Identify the lines that contain the word "zbóż", then copy them.

* RECORDED INFORMATION
— start —

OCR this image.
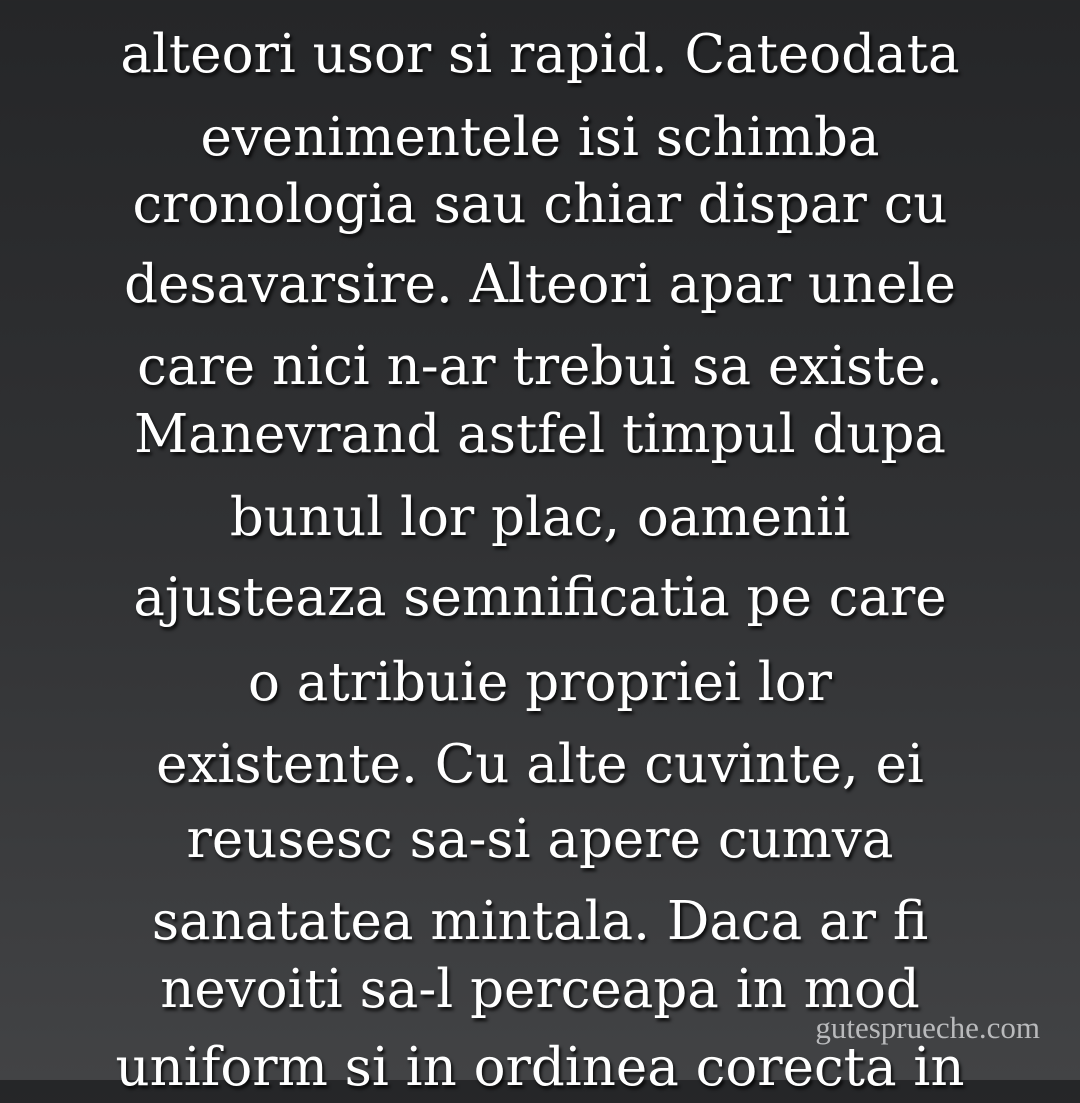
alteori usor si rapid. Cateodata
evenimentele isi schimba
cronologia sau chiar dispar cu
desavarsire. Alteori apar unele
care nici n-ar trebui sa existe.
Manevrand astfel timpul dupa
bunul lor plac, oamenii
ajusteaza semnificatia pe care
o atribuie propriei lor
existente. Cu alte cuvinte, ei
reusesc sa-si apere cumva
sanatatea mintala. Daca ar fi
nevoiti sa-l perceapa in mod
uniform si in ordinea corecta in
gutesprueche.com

— end —
— start —

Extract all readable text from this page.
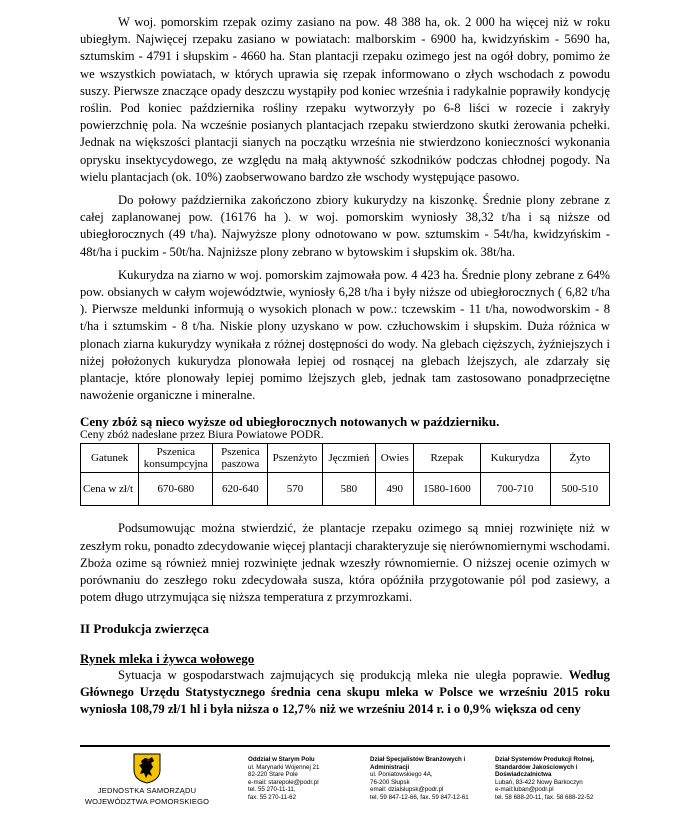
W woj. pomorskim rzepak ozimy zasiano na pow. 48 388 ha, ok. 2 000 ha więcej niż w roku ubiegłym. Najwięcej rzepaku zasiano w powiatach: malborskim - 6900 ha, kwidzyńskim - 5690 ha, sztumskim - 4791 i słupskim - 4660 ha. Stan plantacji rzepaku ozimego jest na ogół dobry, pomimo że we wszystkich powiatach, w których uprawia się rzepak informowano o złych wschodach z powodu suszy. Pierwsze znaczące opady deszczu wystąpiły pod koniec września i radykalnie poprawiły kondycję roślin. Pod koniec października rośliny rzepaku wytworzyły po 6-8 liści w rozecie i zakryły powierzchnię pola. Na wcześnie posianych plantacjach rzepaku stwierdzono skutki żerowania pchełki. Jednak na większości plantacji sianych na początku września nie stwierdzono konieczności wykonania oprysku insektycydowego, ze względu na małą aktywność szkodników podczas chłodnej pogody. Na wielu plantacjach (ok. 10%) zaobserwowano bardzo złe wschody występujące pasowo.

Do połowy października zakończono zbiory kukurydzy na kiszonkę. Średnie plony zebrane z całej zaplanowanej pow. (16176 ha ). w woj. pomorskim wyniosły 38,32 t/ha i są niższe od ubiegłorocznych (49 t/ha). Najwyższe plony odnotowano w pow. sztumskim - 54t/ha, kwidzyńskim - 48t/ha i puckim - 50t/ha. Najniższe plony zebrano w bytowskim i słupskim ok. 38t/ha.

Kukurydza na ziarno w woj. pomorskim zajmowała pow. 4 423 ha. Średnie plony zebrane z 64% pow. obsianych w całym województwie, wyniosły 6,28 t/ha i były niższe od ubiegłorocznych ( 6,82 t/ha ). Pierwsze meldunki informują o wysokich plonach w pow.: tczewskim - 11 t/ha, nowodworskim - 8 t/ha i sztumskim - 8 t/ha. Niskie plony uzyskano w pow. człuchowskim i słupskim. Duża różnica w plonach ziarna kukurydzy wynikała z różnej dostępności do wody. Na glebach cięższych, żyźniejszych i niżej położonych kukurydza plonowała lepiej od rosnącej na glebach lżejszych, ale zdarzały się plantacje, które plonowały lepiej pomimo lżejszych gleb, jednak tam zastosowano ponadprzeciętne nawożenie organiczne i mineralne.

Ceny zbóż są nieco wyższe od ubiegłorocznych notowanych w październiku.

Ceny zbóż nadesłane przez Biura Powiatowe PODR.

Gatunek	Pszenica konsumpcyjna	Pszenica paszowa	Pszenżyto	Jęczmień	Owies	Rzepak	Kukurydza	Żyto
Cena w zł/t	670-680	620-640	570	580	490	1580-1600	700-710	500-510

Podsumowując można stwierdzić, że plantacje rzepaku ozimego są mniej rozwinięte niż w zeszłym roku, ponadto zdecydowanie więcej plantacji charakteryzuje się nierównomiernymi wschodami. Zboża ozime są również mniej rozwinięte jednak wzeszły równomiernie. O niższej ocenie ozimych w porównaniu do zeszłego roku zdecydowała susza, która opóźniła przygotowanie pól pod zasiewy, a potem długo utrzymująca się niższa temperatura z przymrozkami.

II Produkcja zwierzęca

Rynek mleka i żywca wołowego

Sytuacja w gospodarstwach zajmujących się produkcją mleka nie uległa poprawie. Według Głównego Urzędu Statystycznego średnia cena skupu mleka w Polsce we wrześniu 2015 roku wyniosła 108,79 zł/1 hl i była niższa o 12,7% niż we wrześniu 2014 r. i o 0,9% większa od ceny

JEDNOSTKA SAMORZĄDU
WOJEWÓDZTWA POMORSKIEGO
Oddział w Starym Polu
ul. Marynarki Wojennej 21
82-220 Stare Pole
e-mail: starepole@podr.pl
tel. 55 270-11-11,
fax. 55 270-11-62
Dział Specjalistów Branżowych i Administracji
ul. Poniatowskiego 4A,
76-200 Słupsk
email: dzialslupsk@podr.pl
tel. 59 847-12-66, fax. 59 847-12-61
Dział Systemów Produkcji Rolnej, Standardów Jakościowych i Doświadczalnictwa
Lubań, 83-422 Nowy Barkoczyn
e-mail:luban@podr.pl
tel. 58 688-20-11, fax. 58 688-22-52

— end —

* FULL ANSWER
Ceny zbóż są nieco wyższe od ubiegłorocznych notowanych w październiku.
Ceny zbóż nadesłane przez Biura Powiatowe PODR.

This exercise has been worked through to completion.